▶ [WHAT TO WORK ON]:
Translate this sentence from the nanocomposite abstract into Spanish: "Chemical functionalisation was confirmed using XPS, which suggested the presence of NH2 and COOH functional groups on the scaffolds."

▶ [EXCERPTED TEXT]:
┄┄┄┄┄┄┄┄┄┄

Enhancing tissue integration and angiogenesis of a novel nanocomposite polymer using plasma surface polymerisation, an in vitro and in vivo study.

Current surgical reconstruction of facial defects including nose or ear involves harvesting patient's own autologous tissue, causing donor site morbidity and is limited by tissue availability. The use of alternative synthetic materials is also limited due to complications related to poor tissue integration and angiogenesis, which lead to extrusion of implants and infection. We intend to meet this clinical challenge by using a novel nanocomposite called polyhedral oligomeric silsesquioxane poly(carbonate-urea)urethane (POSS-PCU), which has already been successfully taken to the clinical bench-side as a replacement for trachea, tear duct and vascular by-pass graft. In this study, we aimed to enhance tissue integration and angiogenesis of POSS-PCU using an established surface treatment technique, plasma surface polymerisation (PSP), functionalising the surface using NH2 and COOH chemical groups. Physical characterisation of scaffolds was achieved by using a number of techniques, including water contact angle, SEM, AFM and XPS to study the effects of PSM modification on the POSS-PCU nanocomposite in detail, which has not been previously documented. Wettability evaluation confirmed that scaffolds become hydrophilic and AFM analysis confirmed that nano topographical alterations resulted as a consequence of PSP treatment. Chemical functionalisation was confirmed using XPS, which suggested the presence of NH2 and COOH functional groups on the scaffolds. The modified scaffolds were then tested both in vitro and in vivo to investigate the potential of PSP modified POSS-PCU scaffolds on tissue integration and angiogenesis. In vitro analysis confirmed that PSM modification resulted in higher cellular growth, proliferation and ECM production as assessed by biochemical assays and immunofluorescence. Subcutaneous implantation of modified POSS-PCU scaffolds was then carried out over 12-weeks, resulting in enhanced tissue integration and angiogenesis (p < 0.05). This study demonstrates a simple and cost effective surface modification method to overcome the current challenge of implant extrusion and infection caused by poor integration and angiogenesis.

┄┄┄┄┄┄┄┄┄┄

▶ [MATERIAL SHOWN]:
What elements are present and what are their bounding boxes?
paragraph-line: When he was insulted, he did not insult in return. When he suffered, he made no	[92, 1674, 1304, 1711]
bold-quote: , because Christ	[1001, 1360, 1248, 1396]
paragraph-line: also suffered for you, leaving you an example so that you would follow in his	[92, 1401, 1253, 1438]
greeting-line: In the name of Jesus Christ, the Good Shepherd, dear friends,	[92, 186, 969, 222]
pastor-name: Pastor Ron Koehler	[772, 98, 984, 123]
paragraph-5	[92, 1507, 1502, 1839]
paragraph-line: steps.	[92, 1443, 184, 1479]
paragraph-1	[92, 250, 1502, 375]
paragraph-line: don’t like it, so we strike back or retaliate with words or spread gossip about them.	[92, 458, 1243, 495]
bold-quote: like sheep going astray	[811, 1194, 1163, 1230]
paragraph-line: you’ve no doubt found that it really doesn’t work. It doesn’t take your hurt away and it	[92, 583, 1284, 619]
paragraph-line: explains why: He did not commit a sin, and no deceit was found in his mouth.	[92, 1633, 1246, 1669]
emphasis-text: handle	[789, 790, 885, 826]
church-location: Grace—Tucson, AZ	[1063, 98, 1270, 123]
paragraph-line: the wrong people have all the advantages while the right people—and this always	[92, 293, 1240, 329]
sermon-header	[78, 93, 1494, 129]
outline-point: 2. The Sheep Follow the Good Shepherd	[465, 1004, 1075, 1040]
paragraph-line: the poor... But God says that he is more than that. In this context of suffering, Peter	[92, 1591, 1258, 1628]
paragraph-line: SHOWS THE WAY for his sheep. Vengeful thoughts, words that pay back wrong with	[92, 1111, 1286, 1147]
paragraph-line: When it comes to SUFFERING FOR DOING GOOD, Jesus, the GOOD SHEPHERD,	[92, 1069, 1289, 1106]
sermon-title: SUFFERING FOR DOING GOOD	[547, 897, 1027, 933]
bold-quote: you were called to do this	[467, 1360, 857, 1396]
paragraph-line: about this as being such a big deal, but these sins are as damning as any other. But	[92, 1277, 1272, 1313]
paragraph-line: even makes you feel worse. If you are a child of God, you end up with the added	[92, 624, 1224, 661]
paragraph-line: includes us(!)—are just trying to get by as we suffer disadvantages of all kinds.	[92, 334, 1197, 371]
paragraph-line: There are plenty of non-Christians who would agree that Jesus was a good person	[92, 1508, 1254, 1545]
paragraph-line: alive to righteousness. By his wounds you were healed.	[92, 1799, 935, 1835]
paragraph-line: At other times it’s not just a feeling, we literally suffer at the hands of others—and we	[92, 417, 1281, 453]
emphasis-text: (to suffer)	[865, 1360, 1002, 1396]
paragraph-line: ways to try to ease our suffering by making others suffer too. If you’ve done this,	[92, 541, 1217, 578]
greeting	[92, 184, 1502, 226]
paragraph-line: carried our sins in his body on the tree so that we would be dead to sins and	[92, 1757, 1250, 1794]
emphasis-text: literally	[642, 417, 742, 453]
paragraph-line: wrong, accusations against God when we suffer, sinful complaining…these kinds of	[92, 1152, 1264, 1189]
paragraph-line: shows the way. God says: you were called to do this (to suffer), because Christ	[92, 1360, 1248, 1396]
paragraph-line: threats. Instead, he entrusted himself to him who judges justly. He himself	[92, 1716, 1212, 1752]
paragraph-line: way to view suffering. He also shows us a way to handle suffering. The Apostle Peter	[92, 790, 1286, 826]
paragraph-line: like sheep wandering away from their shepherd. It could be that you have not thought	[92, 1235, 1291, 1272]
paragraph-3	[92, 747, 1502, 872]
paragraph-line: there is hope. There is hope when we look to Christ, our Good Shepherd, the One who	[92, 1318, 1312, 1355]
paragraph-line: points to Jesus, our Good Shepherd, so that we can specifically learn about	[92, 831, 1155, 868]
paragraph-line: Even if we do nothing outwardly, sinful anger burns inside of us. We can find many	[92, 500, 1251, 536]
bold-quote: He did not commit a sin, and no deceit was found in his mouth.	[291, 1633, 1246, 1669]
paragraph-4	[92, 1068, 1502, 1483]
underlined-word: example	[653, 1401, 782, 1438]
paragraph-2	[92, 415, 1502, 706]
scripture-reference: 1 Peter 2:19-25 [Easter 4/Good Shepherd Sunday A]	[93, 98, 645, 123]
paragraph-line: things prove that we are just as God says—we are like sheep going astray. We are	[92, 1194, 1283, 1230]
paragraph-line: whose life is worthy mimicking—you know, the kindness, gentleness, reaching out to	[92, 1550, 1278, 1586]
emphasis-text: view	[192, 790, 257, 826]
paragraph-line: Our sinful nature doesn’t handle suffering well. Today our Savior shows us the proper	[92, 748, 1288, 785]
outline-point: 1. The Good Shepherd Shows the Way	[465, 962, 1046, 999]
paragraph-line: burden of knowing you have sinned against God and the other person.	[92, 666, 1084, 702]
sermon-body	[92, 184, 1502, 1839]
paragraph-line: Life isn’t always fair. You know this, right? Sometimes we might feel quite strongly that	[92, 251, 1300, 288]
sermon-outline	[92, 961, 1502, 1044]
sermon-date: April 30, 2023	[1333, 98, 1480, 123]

┄┄┄┄┄┄┄┄┄┄

▶ [RESPONSE TO THE EXERCISE]:
La funcionalización química se confirmó mediante XPS, que sugirió la presencia de grupos funcionales NH2 y COOH en los andamios.